[Records shown]
--------------------

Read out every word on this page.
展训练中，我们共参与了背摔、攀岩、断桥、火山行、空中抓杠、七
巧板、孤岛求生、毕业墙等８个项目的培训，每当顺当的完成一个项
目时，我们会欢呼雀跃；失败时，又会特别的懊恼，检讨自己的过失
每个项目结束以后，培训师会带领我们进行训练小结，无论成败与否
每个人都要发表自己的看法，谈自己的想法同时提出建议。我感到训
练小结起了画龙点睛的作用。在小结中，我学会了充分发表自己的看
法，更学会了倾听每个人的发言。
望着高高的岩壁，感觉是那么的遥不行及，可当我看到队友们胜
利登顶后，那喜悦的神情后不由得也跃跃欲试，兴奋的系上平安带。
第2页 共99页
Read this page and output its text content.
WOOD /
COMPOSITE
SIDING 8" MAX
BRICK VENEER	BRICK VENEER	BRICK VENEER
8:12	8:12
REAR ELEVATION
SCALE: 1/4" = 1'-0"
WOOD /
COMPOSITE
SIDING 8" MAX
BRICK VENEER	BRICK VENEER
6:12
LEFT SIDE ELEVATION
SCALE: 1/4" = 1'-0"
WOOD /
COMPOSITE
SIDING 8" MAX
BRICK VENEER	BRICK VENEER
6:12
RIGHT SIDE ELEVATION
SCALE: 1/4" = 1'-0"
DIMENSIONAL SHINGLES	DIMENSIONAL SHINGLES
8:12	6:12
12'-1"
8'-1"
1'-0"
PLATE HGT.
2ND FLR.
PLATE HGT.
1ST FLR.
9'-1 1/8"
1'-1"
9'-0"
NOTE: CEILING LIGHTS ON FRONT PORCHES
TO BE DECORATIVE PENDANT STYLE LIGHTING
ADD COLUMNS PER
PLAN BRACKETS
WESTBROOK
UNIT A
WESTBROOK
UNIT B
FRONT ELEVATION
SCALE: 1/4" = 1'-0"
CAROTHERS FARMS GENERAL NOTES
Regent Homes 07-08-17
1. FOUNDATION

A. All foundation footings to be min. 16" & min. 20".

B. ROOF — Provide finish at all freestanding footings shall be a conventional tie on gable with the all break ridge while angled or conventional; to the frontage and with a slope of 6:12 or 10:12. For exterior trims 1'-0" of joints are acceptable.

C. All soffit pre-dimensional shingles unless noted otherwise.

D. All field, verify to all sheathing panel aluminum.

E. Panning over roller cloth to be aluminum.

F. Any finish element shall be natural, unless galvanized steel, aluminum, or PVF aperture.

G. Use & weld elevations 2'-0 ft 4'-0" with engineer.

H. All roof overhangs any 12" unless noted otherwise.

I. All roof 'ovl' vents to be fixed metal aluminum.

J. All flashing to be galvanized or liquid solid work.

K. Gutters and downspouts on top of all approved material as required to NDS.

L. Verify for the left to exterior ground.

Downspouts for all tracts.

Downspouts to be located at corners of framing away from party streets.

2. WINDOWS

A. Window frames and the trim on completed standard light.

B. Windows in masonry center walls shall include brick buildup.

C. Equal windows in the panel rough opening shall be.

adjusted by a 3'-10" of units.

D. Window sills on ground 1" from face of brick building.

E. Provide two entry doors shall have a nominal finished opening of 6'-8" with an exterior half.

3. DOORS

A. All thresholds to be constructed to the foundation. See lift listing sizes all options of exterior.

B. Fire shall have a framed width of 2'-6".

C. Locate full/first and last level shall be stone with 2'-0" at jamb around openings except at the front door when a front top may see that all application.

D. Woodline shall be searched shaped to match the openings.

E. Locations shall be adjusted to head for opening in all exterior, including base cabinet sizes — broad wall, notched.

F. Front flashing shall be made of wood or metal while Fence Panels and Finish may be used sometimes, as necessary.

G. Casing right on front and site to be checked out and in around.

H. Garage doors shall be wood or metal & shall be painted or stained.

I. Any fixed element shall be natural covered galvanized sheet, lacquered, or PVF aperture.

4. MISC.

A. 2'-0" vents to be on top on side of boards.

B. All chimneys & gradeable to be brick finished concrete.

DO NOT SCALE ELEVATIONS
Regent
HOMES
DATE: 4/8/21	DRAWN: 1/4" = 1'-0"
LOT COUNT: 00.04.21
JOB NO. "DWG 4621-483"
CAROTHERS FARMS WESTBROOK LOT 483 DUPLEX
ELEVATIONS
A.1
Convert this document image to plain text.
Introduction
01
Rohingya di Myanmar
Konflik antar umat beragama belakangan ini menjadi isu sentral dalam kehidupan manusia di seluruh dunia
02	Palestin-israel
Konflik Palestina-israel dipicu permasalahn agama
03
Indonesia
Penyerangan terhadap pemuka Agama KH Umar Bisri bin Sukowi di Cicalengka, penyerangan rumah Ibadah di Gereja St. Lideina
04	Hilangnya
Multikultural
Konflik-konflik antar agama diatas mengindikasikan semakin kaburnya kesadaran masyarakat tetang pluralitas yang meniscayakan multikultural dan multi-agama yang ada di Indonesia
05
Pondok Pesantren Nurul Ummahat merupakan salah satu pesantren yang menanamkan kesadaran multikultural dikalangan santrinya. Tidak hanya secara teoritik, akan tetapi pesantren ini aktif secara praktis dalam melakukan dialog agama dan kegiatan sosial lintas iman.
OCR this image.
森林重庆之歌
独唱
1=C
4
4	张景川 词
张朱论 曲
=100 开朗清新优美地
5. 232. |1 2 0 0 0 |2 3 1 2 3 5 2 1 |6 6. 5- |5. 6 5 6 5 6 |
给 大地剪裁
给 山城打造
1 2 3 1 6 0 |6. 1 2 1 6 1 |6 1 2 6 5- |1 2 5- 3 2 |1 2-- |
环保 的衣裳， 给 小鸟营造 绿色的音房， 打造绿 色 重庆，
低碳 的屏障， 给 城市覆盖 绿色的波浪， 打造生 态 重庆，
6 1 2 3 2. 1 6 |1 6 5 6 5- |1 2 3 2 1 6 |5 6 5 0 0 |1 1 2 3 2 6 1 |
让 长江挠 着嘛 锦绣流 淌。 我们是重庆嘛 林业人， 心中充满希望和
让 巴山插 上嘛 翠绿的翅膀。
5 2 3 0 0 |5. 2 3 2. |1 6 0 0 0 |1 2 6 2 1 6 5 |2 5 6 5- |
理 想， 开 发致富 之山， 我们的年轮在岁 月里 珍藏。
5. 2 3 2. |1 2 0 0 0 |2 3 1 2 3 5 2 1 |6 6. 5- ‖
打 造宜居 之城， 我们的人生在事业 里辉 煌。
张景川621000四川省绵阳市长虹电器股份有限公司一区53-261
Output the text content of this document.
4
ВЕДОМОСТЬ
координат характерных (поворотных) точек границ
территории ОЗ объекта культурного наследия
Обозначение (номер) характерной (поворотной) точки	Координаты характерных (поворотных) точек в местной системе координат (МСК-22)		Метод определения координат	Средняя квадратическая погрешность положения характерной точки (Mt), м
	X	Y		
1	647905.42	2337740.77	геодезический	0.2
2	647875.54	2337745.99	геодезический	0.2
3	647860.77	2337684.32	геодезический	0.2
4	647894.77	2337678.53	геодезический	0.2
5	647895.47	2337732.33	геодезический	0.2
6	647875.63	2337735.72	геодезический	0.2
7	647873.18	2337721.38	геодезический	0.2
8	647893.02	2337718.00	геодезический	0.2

--------------------

[Task objective] Reproduce the records word for word.

[Correct answer]
Read out every word on this page.
展训练中，我们共参与了背摔、攀岩、断桥、火山行、空中抓杠、七
巧板、孤岛求生、毕业墙等８个项目的培训，每当顺当的完成一个项
目时，我们会欢呼雀跃；失败时，又会特别的懊恼，检讨自己的过失
每个项目结束以后，培训师会带领我们进行训练小结，无论成败与否
每个人都要发表自己的看法，谈自己的想法同时提出建议。我感到训
练小结起了画龙点睛的作用。在小结中，我学会了充分发表自己的看
法，更学会了倾听每个人的发言。
望着高高的岩壁，感觉是那么的遥不行及，可当我看到队友们胜
利登顶后，那喜悦的神情后不由得也跃跃欲试，兴奋的系上平安带。
第2页 共99页
Read this page and output its text content.
WOOD /
COMPOSITE
SIDING 8" MAX
BRICK VENEER	BRICK VENEER	BRICK VENEER
8:12	8:12
REAR ELEVATION
SCALE: 1/4" = 1'-0"
WOOD /
COMPOSITE
SIDING 8" MAX
BRICK VENEER	BRICK VENEER
6:12
LEFT SIDE ELEVATION
SCALE: 1/4" = 1'-0"
WOOD /
COMPOSITE
SIDING 8" MAX
BRICK VENEER	BRICK VENEER
6:12
RIGHT SIDE ELEVATION
SCALE: 1/4" = 1'-0"
DIMENSIONAL SHINGLES	DIMENSIONAL SHINGLES
8:12	6:12
12'-1"
8'-1"
1'-0"
PLATE HGT.
2ND FLR.
PLATE HGT.
1ST FLR.
9'-1 1/8"
1'-1"
9'-0"
NOTE: CEILING LIGHTS ON FRONT PORCHES
TO BE DECORATIVE PENDANT STYLE LIGHTING
ADD COLUMNS PER
PLAN BRACKETS
WESTBROOK
UNIT A
WESTBROOK
UNIT B
FRONT ELEVATION
SCALE: 1/4" = 1'-0"
CAROTHERS FARMS GENERAL NOTES
Regent Homes 07-08-17
1. FOUNDATION

A. All foundation footings to be min. 16" & min. 20".

B. ROOF — Provide finish at all freestanding footings shall be a conventional tie on gable with the all break ridge while angled or conventional; to the frontage and with a slope of 6:12 or 10:12. For exterior trims 1'-0" of joints are acceptable.

C. All soffit pre-dimensional shingles unless noted otherwise.

D. All field, verify to all sheathing panel aluminum.

E. Panning over roller cloth to be aluminum.

F. Any finish element shall be natural, unless galvanized steel, aluminum, or PVF aperture.

G. Use & weld elevations 2'-0 ft 4'-0" with engineer.

H. All roof overhangs any 12" unless noted otherwise.

I. All roof 'ovl' vents to be fixed metal aluminum.

J. All flashing to be galvanized or liquid solid work.

K. Gutters and downspouts on top of all approved material as required to NDS.

L. Verify for the left to exterior ground.

Downspouts for all tracts.

Downspouts to be located at corners of framing away from party streets.

2. WINDOWS

A. Window frames and the trim on completed standard light.

B. Windows in masonry center walls shall include brick buildup.

C. Equal windows in the panel rough opening shall be.

adjusted by a 3'-10" of units.

D. Window sills on ground 1" from face of brick building.

E. Provide two entry doors shall have a nominal finished opening of 6'-8" with an exterior half.

3. DOORS

A. All thresholds to be constructed to the foundation. See lift listing sizes all options of exterior.

B. Fire shall have a framed width of 2'-6".

C. Locate full/first and last level shall be stone with 2'-0" at jamb around openings except at the front door when a front top may see that all application.

D. Woodline shall be searched shaped to match the openings.

E. Locations shall be adjusted to head for opening in all exterior, including base cabinet sizes — broad wall, notched.

F. Front flashing shall be made of wood or metal while Fence Panels and Finish may be used sometimes, as necessary.

G. Casing right on front and site to be checked out and in around.

H. Garage doors shall be wood or metal & shall be painted or stained.

I. Any fixed element shall be natural covered galvanized sheet, lacquered, or PVF aperture.

4. MISC.

A. 2'-0" vents to be on top on side of boards.

B. All chimneys & gradeable to be brick finished concrete.

DO NOT SCALE ELEVATIONS
Regent
HOMES
DATE: 4/8/21	DRAWN: 1/4" = 1'-0"
LOT COUNT: 00.04.21
JOB NO. "DWG 4621-483"
CAROTHERS FARMS WESTBROOK LOT 483 DUPLEX
ELEVATIONS
A.1
Convert this document image to plain text.
Introduction
01
Rohingya di Myanmar
Konflik antar umat beragama belakangan ini menjadi isu sentral dalam kehidupan manusia di seluruh dunia
02	Palestin-israel
Konflik Palestina-israel dipicu permasalahn agama
03
Indonesia
Penyerangan terhadap pemuka Agama KH Umar Bisri bin Sukowi di Cicalengka, penyerangan rumah Ibadah di Gereja St. Lideina
04	Hilangnya
Multikultural
Konflik-konflik antar agama diatas mengindikasikan semakin kaburnya kesadaran masyarakat tetang pluralitas yang meniscayakan multikultural dan multi-agama yang ada di Indonesia
05
Pondok Pesantren Nurul Ummahat merupakan salah satu pesantren yang menanamkan kesadaran multikultural dikalangan santrinya. Tidak hanya secara teoritik, akan tetapi pesantren ini aktif secara praktis dalam melakukan dialog agama dan kegiatan sosial lintas iman.
OCR this image.
森林重庆之歌
独唱
1=C
4
4	张景川 词
张朱论 曲
=100 开朗清新优美地
5. 232. |1 2 0 0 0 |2 3 1 2 3 5 2 1 |6 6. 5- |5. 6 5 6 5 6 |
给 大地剪裁
给 山城打造
1 2 3 1 6 0 |6. 1 2 1 6 1 |6 1 2 6 5- |1 2 5- 3 2 |1 2-- |
环保 的衣裳， 给 小鸟营造 绿色的音房， 打造绿 色 重庆，
低碳 的屏障， 给 城市覆盖 绿色的波浪， 打造生 态 重庆，
6 1 2 3 2. 1 6 |1 6 5 6 5- |1 2 3 2 1 6 |5 6 5 0 0 |1 1 2 3 2 6 1 |
让 长江挠 着嘛 锦绣流 淌。 我们是重庆嘛 林业人， 心中充满希望和
让 巴山插 上嘛 翠绿的翅膀。
5 2 3 0 0 |5. 2 3 2. |1 6 0 0 0 |1 2 6 2 1 6 5 |2 5 6 5- |
理 想， 开 发致富 之山， 我们的年轮在岁 月里 珍藏。
5. 2 3 2. |1 2 0 0 0 |2 3 1 2 3 5 2 1 |6 6. 5- ‖
打 造宜居 之城， 我们的人生在事业 里辉 煌。
张景川621000四川省绵阳市长虹电器股份有限公司一区53-261
Output the text content of this document.
4
ВЕДОМОСТЬ
координат характерных (поворотных) точек границ
территории ОЗ объекта культурного наследия
Обозначение (номер) характерной (поворотной) точки	Координаты характерных (поворотных) точек в местной системе координат (МСК-22)		Метод определения координат	Средняя квадратическая погрешность положения характерной точки (Mt), м
	X	Y		
1	647905.42	2337740.77	геодезический	0.2
2	647875.54	2337745.99	геодезический	0.2
3	647860.77	2337684.32	геодезический	0.2
4	647894.77	2337678.53	геодезический	0.2
5	647895.47	2337732.33	геодезический	0.2
6	647875.63	2337735.72	геодезический	0.2
7	647873.18	2337721.38	геодезический	0.2
8	647893.02	2337718.00	геодезический	0.2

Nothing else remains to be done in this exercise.